**Raw records**
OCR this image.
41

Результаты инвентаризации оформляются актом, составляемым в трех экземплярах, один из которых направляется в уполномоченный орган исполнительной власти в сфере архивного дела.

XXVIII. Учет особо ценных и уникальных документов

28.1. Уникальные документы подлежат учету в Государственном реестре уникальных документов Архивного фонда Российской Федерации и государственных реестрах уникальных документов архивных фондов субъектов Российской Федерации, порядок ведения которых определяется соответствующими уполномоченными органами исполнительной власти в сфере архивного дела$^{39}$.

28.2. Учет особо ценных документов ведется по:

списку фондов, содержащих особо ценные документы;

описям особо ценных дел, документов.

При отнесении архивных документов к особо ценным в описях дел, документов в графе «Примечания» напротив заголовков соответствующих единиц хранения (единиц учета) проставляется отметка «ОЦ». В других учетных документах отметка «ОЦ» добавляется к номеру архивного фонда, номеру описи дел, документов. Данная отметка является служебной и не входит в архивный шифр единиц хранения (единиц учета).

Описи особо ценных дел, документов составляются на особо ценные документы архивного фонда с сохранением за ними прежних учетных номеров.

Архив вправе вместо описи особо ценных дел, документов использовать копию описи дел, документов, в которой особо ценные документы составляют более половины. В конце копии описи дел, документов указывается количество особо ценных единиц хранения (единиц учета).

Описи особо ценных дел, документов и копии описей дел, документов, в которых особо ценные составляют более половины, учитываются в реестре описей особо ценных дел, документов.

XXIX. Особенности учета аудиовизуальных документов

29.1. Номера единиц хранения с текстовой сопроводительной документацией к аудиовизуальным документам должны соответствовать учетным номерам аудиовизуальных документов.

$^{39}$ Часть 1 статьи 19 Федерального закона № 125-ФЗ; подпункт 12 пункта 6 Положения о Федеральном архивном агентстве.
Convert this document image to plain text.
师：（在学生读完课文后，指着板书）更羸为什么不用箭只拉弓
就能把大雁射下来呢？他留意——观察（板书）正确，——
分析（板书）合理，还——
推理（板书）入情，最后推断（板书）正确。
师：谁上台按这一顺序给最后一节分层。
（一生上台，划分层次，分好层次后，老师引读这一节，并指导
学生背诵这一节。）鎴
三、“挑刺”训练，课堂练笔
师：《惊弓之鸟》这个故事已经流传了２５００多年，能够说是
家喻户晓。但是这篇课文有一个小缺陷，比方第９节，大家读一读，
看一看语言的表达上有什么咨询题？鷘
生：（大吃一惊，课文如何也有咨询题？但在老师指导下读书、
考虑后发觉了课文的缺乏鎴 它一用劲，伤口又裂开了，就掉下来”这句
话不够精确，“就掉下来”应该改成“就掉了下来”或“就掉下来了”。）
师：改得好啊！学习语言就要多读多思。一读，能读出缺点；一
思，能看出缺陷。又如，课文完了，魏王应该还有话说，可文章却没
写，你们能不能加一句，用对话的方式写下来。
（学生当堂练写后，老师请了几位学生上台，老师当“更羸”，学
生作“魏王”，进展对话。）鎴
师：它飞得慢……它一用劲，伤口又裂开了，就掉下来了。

**Exercise goal**
Retype the material above, line by line, exactly.

**Task answer**
OCR this image.
41

Результаты инвентаризации оформляются актом, составляемым в трех экземплярах, один из которых направляется в уполномоченный орган исполнительной власти в сфере архивного дела.

XXVIII. Учет особо ценных и уникальных документов

28.1. Уникальные документы подлежат учету в Государственном реестре уникальных документов Архивного фонда Российской Федерации и государственных реестрах уникальных документов архивных фондов субъектов Российской Федерации, порядок ведения которых определяется соответствующими уполномоченными органами исполнительной власти в сфере архивного дела$^{39}$.

28.2. Учет особо ценных документов ведется по:

списку фондов, содержащих особо ценные документы;

описям особо ценных дел, документов.

При отнесении архивных документов к особо ценным в описях дел, документов в графе «Примечания» напротив заголовков соответствующих единиц хранения (единиц учета) проставляется отметка «ОЦ». В других учетных документах отметка «ОЦ» добавляется к номеру архивного фонда, номеру описи дел, документов. Данная отметка является служебной и не входит в архивный шифр единиц хранения (единиц учета).

Описи особо ценных дел, документов составляются на особо ценные документы архивного фонда с сохранением за ними прежних учетных номеров.

Архив вправе вместо описи особо ценных дел, документов использовать копию описи дел, документов, в которой особо ценные документы составляют более половины. В конце копии описи дел, документов указывается количество особо ценных единиц хранения (единиц учета).

Описи особо ценных дел, документов и копии описей дел, документов, в которых особо ценные составляют более половины, учитываются в реестре описей особо ценных дел, документов.

XXIX. Особенности учета аудиовизуальных документов

29.1. Номера единиц хранения с текстовой сопроводительной документацией к аудиовизуальным документам должны соответствовать учетным номерам аудиовизуальных документов.

$^{39}$ Часть 1 статьи 19 Федерального закона № 125-ФЗ; подпункт 12 пункта 6 Положения о Федеральном архивном агентстве.
Convert this document image to plain text.
师：（在学生读完课文后，指着板书）更羸为什么不用箭只拉弓
就能把大雁射下来呢？他留意——观察（板书）正确，——
分析（板书）合理，还——
推理（板书）入情，最后推断（板书）正确。
师：谁上台按这一顺序给最后一节分层。
（一生上台，划分层次，分好层次后，老师引读这一节，并指导
学生背诵这一节。）鎴
三、“挑刺”训练，课堂练笔
师：《惊弓之鸟》这个故事已经流传了２５００多年，能够说是
家喻户晓。但是这篇课文有一个小缺陷，比方第９节，大家读一读，
看一看语言的表达上有什么咨询题？鷘
生：（大吃一惊，课文如何也有咨询题？但在老师指导下读书、
考虑后发觉了课文的缺乏鎴 它一用劲，伤口又裂开了，就掉下来”这句
话不够精确，“就掉下来”应该改成“就掉了下来”或“就掉下来了”。）
师：改得好啊！学习语言就要多读多思。一读，能读出缺点；一
思，能看出缺陷。又如，课文完了，魏王应该还有话说，可文章却没
写，你们能不能加一句，用对话的方式写下来。
（学生当堂练写后，老师请了几位学生上台，老师当“更羸”，学
生作“魏王”，进展对话。）鎴
师：它飞得慢……它一用劲，伤口又裂开了，就掉下来了。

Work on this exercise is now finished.